╭─ Material

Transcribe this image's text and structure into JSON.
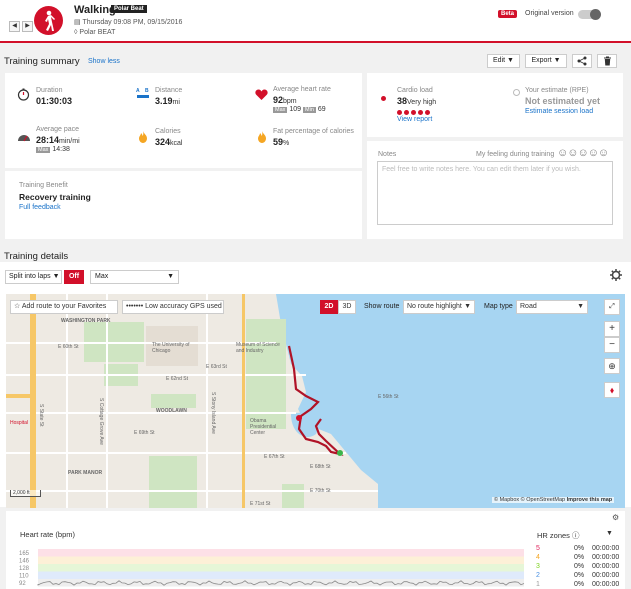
{
  "header": {
    "title": "Walking",
    "product_badge": "Polar Beat",
    "datetime": "Thursday 09:08 PM, 09/15/2016",
    "device": "Polar BEAT",
    "beta_label": "Beta",
    "original_version_label": "Original version",
    "nav_prev_icon": "◀",
    "nav_next_icon": "▶"
  },
  "summary": {
    "title": "Training summary",
    "show_less": "Show less",
    "edit_label": "Edit",
    "export_label": "Export",
    "duration": {
      "label": "Duration",
      "value": "01:30:03"
    },
    "distance": {
      "label": "Distance",
      "value": "3.19",
      "unit": "mi"
    },
    "avg_hr": {
      "label": "Average heart rate",
      "value": "92",
      "unit": "bpm",
      "max_label": "Max",
      "max": "109",
      "min_label": "Min",
      "min": "69"
    },
    "avg_pace": {
      "label": "Average pace",
      "value": "28:14",
      "unit": "min/mi",
      "max_label": "Max",
      "max": "14:38"
    },
    "calories": {
      "label": "Calories",
      "value": "324",
      "unit": "kcal"
    },
    "fat": {
      "label": "Fat percentage of calories",
      "value": "59",
      "unit": "%"
    },
    "benefit": {
      "label": "Training Benefit",
      "value": "Recovery training",
      "link": "Full feedback"
    },
    "cardio": {
      "label": "Cardio load",
      "value": "38",
      "desc": "Very high",
      "link": "View report",
      "level": 5
    },
    "rpe": {
      "label": "Your estimate (RPE)",
      "value": "Not estimated yet",
      "link": "Estimate session load"
    },
    "notes": {
      "label": "Notes",
      "feeling_label": "My feeling during training",
      "faces": "☺☺☺☺☺",
      "placeholder": "Feel free to write notes here. You can edit them later if you wish."
    }
  },
  "details": {
    "title": "Training details",
    "split_label": "Split into laps",
    "split_toggle": "Off",
    "metric_select": "Max"
  },
  "map": {
    "add_route": "Add route to your Favorites",
    "gps_label": "Low accuracy GPS used",
    "btn_2d": "2D",
    "btn_3d": "3D",
    "show_route_label": "Show route",
    "route_select": "No route highlight",
    "map_type_label": "Map type",
    "map_type_select": "Road",
    "attribution": "© Mapbox © OpenStreetMap",
    "improve": "Improve this map",
    "scale": "2,000 ft",
    "labels": {
      "washington_park": "WASHINGTON PARK",
      "uchicago": "The University of Chicago",
      "museum": "Museum of Science and Industry",
      "woodlawn": "WOODLAWN",
      "obama": "Obama Presidential Center",
      "park_manor": "PARK MANOR",
      "hospital": "Hospital",
      "e60": "E 60th St",
      "e62": "E 62nd St",
      "e63": "E 63rd St",
      "e67": "E 67th St",
      "e68": "E 68th St",
      "e69": "E 69th St",
      "e70": "E 70th St",
      "e71": "E 71st St",
      "e56": "E 56th St",
      "s_state": "S State St",
      "s_stony": "S Stony Island Ave",
      "s_cottage": "S Cottage Grove Ave"
    }
  },
  "hr": {
    "title": "Heart rate (bpm)",
    "zones_title": "HR zones",
    "yticks": [
      "165",
      "146",
      "128",
      "110",
      "92"
    ],
    "zones": [
      {
        "n": "5",
        "pct": "0%",
        "time": "00:00:00",
        "color": "#e0245e"
      },
      {
        "n": "4",
        "pct": "0%",
        "time": "00:00:00",
        "color": "#f5a623"
      },
      {
        "n": "3",
        "pct": "0%",
        "time": "00:00:00",
        "color": "#7ed321"
      },
      {
        "n": "2",
        "pct": "0%",
        "time": "00:00:00",
        "color": "#4a90e2"
      },
      {
        "n": "1",
        "pct": "0%",
        "time": "00:00:00",
        "color": "#9b9b9b"
      }
    ]
  },
  "colors": {
    "accent": "#d2102a",
    "link": "#1a73c9",
    "water": "#a7d5f2",
    "park": "#cfe5c2"
  }
}
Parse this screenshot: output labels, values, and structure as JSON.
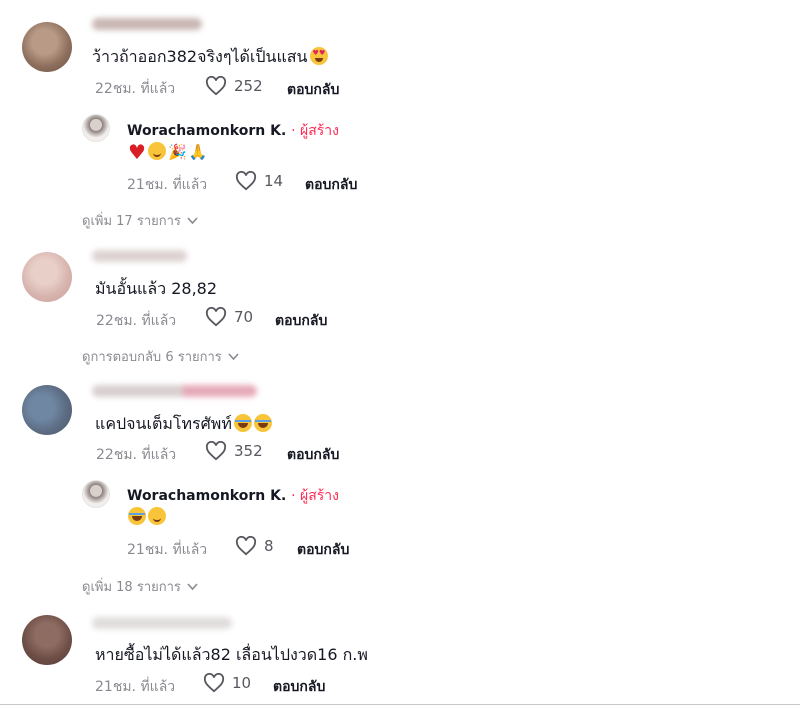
{
  "comments": [
    {
      "text": "ว้าวถ้าออก382จริงๆได้เป็นแสน",
      "time": "22ชม. ที่แล้ว",
      "likes": "252",
      "reply_label": "ตอบกลับ",
      "reply": {
        "author": "Worachamonkorn K.",
        "creator_tag": "· ผู้สร้าง",
        "time": "21ชม. ที่แล้ว",
        "likes": "14",
        "reply_label": "ตอบกลับ"
      },
      "more_label": "ดูเพิ่ม 17 รายการ"
    },
    {
      "text": "มันอั้นแล้ว 28,82",
      "time": "22ชม. ที่แล้ว",
      "likes": "70",
      "reply_label": "ตอบกลับ",
      "more_label": "ดูการตอบกลับ 6 รายการ"
    },
    {
      "text": "แคปจนเต็มโทรศัพท์",
      "time": "22ชม. ที่แล้ว",
      "likes": "352",
      "reply_label": "ตอบกลับ",
      "reply": {
        "author": "Worachamonkorn K.",
        "creator_tag": "· ผู้สร้าง",
        "time": "21ชม. ที่แล้ว",
        "likes": "8",
        "reply_label": "ตอบกลับ"
      },
      "more_label": "ดูเพิ่ม 18 รายการ"
    },
    {
      "text": "หายซื้อไม่ได้แล้ว82 เลื่อนไปงวด16 ก.พ",
      "time": "21ชม. ที่แล้ว",
      "likes": "10",
      "reply_label": "ตอบกลับ"
    }
  ],
  "icons": {
    "like": "heart-outline-icon",
    "expand": "chevron-down-icon"
  },
  "colors": {
    "creator_accent": "#fe2c55",
    "meta_gray": "#8a8b91",
    "text_dark": "#161823"
  }
}
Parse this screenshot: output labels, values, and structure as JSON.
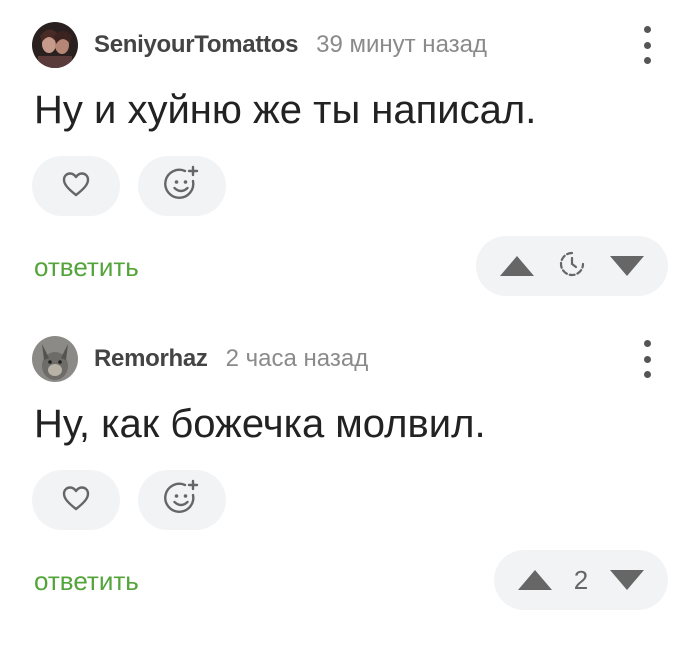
{
  "comments": [
    {
      "username": "SeniyourTomattos",
      "time": "39 минут назад",
      "text": "Ну и хуйню же ты написал.",
      "reply_label": "ответить",
      "rating": null,
      "rating_icon": "pending-clock-icon"
    },
    {
      "username": "Remorhaz",
      "time": "2 часа назад",
      "text": "Ну, как божечка молвил.",
      "reply_label": "ответить",
      "rating": "2"
    }
  ],
  "colors": {
    "reply_link": "#53a43a",
    "pill_bg": "#f2f3f5",
    "icon": "#666666"
  }
}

╰─

# Task prompt
Using the records above, select and copy every line that has the word "Polar".

# Exercise answer
    "product_badge": "Polar Beat",
    "device": "Polar BEAT",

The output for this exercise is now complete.